## The task
Write only the number of lines holding the string "backend".

__________________________________________________

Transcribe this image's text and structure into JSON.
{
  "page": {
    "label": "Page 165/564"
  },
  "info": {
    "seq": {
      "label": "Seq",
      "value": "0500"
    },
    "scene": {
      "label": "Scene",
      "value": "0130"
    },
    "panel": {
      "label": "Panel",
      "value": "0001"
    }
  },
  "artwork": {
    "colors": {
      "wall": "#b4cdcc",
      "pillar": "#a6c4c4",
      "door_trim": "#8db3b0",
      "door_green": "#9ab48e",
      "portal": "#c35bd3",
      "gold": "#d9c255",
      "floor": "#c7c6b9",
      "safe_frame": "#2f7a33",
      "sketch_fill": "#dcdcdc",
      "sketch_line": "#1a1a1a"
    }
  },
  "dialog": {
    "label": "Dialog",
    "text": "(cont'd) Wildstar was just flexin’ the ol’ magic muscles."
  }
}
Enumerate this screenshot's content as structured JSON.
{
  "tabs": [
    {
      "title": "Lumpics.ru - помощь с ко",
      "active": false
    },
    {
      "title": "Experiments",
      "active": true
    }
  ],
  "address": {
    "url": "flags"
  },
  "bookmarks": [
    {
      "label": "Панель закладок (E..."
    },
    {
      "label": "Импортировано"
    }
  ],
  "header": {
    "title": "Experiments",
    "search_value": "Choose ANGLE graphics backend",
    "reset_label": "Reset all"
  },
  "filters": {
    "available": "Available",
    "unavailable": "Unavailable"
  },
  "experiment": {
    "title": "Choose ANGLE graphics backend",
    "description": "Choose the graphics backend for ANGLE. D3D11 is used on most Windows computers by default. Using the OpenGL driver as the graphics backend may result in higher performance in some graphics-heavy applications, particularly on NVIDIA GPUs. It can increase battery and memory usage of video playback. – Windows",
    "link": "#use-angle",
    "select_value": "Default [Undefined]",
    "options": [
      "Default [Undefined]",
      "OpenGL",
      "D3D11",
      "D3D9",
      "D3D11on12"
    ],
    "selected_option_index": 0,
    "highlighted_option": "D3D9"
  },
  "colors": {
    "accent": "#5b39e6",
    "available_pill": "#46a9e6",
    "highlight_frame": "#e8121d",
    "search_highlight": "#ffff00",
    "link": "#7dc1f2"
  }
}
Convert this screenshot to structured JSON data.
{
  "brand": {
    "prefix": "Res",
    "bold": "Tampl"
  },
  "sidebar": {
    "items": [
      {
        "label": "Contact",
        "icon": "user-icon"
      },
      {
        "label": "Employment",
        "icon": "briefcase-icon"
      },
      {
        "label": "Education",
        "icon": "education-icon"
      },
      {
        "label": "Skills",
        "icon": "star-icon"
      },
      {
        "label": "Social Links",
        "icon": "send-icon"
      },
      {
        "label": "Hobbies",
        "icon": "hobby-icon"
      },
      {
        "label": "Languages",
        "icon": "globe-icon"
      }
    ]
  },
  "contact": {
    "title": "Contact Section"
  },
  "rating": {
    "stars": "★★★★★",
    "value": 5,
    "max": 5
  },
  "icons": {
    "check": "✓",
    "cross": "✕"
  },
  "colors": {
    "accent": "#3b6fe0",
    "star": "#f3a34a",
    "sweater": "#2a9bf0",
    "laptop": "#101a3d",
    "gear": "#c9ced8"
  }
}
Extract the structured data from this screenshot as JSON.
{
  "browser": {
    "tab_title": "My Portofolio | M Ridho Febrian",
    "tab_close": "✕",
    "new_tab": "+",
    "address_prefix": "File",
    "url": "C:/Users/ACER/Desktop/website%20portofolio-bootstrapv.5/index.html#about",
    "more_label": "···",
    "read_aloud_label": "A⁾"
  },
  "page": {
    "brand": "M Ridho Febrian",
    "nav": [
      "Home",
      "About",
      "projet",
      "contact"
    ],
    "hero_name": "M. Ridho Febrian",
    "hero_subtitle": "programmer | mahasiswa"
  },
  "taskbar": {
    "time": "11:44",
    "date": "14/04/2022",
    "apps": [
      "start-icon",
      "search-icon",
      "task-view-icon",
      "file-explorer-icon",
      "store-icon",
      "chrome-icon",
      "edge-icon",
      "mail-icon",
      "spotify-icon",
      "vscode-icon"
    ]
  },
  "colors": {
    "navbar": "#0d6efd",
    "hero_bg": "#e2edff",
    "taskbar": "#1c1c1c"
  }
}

__________________________________________________

## Exercise response
3